[What you need to do]: In the entries below, some lines contain "Αεροπορίας"; work out how many and answer with the figure only.

Records excerpted from a collection
◇ ◇ ◇ ◇
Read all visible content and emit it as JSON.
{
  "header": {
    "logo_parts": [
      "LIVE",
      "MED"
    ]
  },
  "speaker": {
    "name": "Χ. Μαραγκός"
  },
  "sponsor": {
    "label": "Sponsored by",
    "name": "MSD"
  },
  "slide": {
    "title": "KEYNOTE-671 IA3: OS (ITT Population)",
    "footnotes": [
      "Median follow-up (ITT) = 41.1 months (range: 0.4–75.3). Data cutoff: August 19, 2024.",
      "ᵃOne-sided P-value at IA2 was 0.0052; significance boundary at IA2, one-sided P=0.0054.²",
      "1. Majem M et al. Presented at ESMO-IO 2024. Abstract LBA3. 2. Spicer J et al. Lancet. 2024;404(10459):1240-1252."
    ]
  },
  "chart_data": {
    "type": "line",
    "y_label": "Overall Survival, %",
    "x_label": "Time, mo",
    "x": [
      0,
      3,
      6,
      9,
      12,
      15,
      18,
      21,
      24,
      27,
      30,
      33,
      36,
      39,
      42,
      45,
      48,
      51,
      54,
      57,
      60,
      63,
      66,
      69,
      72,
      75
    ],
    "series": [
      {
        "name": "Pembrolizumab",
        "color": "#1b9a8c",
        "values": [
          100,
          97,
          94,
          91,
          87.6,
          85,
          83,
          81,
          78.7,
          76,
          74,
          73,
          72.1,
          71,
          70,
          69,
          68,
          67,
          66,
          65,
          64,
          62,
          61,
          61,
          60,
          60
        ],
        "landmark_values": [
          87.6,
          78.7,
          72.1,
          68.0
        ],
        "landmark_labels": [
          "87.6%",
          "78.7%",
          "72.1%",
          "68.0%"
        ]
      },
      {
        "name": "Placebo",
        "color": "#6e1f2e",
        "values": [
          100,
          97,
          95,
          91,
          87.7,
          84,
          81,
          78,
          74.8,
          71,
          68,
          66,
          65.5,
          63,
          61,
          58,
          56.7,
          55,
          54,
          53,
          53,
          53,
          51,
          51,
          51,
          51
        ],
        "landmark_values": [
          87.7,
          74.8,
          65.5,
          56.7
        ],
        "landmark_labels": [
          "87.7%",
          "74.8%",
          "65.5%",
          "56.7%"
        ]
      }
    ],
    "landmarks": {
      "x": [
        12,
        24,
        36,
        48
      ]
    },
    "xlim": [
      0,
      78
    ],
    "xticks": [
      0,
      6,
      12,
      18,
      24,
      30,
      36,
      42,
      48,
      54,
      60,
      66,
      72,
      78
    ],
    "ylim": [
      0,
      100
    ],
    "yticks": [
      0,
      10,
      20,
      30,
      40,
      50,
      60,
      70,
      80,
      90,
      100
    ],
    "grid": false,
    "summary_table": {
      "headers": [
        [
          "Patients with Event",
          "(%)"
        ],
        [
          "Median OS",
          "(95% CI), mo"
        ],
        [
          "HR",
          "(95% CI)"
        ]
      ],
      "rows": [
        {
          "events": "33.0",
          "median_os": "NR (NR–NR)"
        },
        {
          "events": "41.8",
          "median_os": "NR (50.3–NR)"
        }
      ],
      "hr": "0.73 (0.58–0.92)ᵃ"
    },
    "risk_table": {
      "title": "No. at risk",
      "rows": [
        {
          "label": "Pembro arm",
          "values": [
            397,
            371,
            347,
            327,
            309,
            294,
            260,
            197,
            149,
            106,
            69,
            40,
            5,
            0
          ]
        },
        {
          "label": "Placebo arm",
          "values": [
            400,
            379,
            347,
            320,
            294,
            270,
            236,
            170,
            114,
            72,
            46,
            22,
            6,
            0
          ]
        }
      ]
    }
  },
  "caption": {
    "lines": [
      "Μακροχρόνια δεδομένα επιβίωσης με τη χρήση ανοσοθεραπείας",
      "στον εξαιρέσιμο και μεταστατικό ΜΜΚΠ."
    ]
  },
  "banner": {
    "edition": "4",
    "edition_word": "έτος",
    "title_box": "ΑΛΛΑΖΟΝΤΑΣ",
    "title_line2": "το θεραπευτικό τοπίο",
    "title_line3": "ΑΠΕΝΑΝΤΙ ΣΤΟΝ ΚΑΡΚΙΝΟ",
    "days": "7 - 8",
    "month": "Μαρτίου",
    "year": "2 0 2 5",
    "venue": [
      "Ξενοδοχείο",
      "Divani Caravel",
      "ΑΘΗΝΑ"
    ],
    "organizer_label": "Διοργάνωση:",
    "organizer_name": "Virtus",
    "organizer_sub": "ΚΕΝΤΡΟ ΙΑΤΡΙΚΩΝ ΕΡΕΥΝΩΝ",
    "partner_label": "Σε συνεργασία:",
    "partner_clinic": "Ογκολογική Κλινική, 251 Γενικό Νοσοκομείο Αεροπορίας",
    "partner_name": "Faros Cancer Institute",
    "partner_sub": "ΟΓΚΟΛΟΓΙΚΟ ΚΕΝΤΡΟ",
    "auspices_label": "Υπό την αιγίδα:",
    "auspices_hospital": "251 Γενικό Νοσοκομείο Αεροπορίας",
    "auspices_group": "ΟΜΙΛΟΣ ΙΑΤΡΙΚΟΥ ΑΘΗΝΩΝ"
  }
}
◇ ◇ ◇ ◇
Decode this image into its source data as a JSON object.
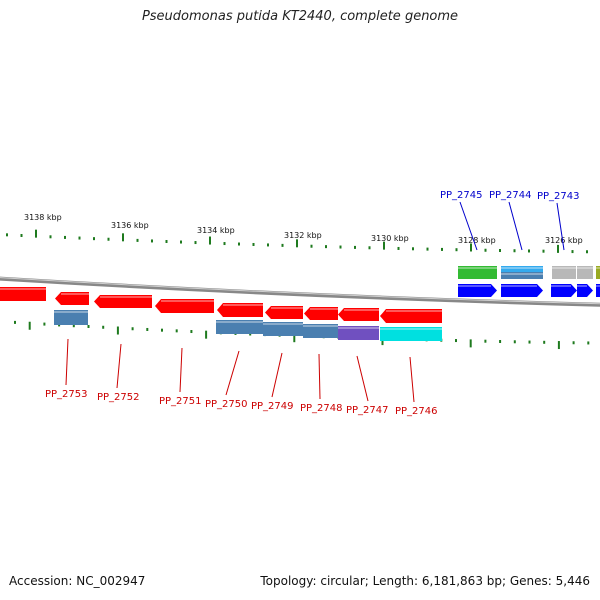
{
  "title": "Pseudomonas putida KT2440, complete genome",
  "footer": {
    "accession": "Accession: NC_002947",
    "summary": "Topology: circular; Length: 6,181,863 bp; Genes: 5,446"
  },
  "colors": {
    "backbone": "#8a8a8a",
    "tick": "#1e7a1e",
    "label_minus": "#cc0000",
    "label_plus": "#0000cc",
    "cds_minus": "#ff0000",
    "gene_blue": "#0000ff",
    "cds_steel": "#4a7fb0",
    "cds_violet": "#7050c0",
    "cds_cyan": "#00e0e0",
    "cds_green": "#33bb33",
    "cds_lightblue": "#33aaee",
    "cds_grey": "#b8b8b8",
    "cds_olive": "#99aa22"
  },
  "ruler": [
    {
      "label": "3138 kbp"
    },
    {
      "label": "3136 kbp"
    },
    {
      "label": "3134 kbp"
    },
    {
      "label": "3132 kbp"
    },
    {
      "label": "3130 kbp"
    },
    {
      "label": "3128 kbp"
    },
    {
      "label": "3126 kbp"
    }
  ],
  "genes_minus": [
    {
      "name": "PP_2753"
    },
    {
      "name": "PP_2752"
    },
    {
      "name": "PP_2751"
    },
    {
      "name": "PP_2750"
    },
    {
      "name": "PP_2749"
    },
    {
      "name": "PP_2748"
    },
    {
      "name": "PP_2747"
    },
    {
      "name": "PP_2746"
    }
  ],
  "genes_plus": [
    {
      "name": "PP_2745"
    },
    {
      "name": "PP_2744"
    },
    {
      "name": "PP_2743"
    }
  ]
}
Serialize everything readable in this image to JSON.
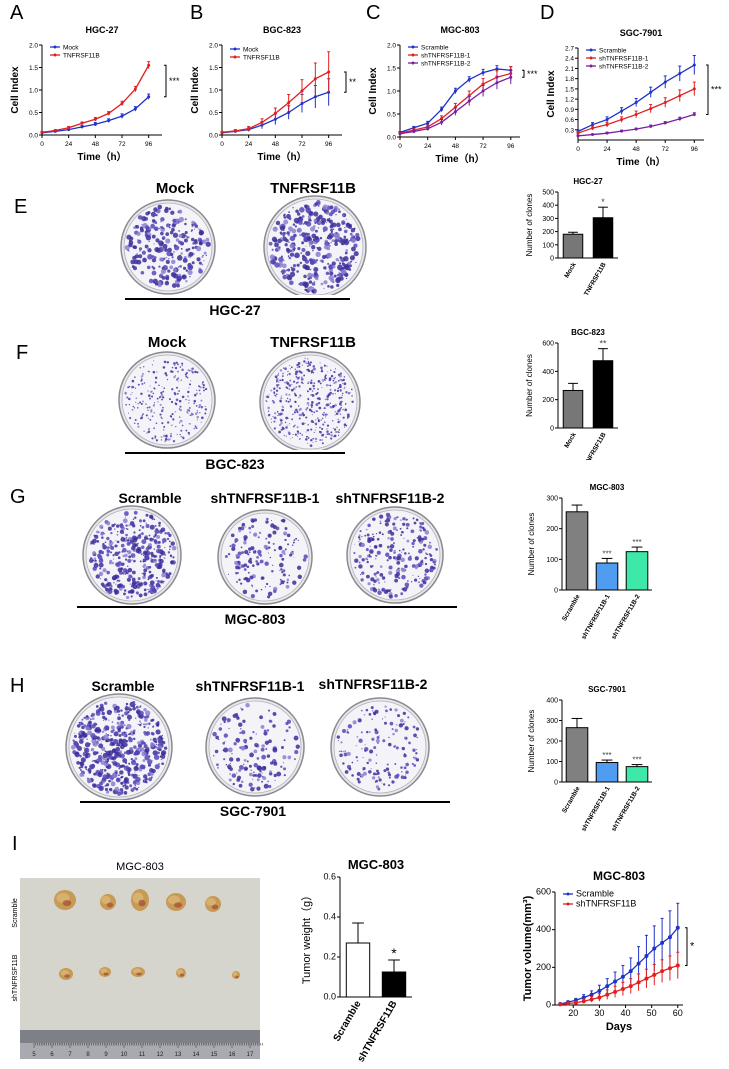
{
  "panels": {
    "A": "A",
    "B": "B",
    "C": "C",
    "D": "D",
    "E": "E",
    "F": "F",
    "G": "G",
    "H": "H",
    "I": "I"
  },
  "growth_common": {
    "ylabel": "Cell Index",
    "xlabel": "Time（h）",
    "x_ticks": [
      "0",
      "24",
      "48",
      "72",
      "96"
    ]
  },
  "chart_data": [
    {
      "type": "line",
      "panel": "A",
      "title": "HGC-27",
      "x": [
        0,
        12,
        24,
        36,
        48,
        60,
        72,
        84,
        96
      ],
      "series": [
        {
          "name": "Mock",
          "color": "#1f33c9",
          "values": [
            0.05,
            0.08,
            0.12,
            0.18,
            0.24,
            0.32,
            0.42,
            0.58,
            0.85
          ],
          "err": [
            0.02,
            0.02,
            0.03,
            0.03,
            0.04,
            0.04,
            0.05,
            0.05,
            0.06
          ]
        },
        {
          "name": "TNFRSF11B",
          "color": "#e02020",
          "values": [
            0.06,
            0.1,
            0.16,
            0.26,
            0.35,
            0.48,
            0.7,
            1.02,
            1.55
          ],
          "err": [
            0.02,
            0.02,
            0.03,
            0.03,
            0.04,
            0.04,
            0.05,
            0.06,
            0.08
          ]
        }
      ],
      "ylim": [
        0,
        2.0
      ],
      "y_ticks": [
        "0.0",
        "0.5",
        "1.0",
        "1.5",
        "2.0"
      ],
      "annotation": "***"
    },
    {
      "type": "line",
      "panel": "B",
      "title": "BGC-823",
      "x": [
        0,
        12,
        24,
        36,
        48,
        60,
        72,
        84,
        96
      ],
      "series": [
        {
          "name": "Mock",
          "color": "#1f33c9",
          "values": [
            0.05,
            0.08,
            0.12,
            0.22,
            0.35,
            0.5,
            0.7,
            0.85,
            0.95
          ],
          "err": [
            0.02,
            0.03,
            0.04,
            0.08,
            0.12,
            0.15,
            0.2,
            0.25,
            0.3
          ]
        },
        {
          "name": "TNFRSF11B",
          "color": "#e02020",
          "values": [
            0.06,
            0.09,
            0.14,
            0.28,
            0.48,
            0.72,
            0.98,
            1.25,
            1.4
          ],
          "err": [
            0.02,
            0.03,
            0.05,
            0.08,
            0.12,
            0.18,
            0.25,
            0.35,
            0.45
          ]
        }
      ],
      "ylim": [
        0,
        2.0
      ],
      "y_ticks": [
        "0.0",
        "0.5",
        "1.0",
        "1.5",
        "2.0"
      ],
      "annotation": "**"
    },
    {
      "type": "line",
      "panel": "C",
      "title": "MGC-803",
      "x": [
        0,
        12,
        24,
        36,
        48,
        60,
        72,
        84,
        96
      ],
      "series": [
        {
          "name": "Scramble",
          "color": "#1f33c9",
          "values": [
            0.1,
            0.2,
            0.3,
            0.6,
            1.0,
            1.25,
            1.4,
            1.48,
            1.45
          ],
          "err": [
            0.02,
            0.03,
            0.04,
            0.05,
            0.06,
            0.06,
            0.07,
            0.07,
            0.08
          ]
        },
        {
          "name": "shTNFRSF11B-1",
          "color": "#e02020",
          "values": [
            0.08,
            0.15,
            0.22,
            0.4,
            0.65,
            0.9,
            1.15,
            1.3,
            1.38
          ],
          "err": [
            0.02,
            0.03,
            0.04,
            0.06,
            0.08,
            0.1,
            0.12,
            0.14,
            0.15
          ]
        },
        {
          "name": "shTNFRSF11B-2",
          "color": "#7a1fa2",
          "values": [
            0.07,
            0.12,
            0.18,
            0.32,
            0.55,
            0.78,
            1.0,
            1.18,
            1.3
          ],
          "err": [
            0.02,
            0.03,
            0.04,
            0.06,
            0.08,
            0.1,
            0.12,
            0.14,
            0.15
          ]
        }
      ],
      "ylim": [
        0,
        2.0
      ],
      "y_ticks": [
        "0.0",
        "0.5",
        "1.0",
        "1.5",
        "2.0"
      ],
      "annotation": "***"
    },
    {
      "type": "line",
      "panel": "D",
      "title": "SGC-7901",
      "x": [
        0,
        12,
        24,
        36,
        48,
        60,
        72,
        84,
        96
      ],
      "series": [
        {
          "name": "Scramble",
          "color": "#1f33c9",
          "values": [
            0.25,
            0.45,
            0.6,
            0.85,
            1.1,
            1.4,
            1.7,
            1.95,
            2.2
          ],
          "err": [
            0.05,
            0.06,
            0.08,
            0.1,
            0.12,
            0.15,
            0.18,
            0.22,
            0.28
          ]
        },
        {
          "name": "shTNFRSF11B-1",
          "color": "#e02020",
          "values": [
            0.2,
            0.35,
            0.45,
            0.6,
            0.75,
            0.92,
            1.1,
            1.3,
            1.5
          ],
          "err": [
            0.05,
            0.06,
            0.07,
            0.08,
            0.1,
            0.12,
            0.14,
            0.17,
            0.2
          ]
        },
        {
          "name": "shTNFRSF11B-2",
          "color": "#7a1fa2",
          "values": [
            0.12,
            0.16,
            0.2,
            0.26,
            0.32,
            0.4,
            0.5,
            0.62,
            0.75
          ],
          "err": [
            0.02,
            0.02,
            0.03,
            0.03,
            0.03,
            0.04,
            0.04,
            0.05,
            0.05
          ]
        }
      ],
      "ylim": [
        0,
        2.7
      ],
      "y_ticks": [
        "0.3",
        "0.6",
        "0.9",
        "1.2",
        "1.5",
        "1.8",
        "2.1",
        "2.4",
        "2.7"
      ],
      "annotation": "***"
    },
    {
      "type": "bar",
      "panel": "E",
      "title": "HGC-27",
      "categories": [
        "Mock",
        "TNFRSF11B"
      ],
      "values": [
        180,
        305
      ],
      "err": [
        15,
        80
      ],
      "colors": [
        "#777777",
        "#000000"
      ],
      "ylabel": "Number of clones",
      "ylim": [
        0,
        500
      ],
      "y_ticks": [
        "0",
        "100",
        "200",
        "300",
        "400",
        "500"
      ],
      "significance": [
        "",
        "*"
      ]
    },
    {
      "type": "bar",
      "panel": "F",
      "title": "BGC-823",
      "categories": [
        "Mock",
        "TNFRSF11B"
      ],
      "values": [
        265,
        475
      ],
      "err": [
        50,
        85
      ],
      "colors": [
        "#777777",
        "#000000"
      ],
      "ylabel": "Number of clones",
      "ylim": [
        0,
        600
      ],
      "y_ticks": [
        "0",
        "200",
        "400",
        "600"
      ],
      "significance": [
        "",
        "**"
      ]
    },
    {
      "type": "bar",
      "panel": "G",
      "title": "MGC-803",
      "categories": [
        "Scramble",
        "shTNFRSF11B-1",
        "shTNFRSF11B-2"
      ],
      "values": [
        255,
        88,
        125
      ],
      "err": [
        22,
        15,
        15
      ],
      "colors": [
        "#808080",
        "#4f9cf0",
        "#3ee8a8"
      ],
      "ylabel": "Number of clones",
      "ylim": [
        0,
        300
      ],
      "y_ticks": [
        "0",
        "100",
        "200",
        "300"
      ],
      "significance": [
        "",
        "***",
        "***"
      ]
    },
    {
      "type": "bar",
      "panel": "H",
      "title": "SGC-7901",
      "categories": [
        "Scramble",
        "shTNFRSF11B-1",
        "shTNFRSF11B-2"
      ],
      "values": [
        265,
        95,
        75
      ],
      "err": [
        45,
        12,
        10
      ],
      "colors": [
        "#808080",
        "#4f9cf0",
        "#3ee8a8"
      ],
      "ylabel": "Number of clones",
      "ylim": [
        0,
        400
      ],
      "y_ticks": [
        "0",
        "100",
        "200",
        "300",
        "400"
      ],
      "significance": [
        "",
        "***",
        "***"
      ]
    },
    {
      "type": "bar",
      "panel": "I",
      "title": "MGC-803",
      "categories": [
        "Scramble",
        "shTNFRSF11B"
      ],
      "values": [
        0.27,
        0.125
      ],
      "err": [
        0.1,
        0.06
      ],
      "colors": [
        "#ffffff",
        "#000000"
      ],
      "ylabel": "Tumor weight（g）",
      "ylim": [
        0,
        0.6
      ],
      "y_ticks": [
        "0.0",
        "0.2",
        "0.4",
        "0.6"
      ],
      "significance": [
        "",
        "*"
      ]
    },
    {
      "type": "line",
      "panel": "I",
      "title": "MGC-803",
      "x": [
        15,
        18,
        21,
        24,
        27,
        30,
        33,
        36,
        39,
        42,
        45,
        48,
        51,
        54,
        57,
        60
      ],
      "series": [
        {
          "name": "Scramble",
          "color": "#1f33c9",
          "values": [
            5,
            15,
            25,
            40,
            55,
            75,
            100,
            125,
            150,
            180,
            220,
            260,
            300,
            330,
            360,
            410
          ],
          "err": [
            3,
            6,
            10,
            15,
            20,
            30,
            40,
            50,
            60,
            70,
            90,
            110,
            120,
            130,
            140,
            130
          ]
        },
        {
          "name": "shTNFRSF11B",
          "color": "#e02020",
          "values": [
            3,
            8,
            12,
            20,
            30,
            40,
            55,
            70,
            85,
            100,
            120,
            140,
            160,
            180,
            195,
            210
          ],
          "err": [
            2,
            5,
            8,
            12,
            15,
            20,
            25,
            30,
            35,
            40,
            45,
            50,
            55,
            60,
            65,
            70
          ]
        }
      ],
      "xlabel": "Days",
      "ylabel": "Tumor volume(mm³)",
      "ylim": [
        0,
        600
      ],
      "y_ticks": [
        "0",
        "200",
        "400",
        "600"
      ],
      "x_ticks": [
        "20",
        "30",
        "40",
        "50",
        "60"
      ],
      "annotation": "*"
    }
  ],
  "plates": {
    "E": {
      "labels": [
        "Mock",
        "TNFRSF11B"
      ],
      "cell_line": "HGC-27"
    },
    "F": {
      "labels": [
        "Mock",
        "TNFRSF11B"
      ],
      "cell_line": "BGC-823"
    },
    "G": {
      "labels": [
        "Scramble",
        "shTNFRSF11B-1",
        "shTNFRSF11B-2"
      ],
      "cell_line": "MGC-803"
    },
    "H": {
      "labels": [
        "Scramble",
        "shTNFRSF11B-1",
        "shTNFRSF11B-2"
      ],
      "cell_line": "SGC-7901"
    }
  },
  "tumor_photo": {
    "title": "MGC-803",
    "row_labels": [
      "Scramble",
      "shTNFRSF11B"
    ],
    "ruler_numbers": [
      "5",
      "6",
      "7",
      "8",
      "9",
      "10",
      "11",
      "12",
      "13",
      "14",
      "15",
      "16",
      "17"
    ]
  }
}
◇ ◇ ◇ ◇
[Answer box]: 2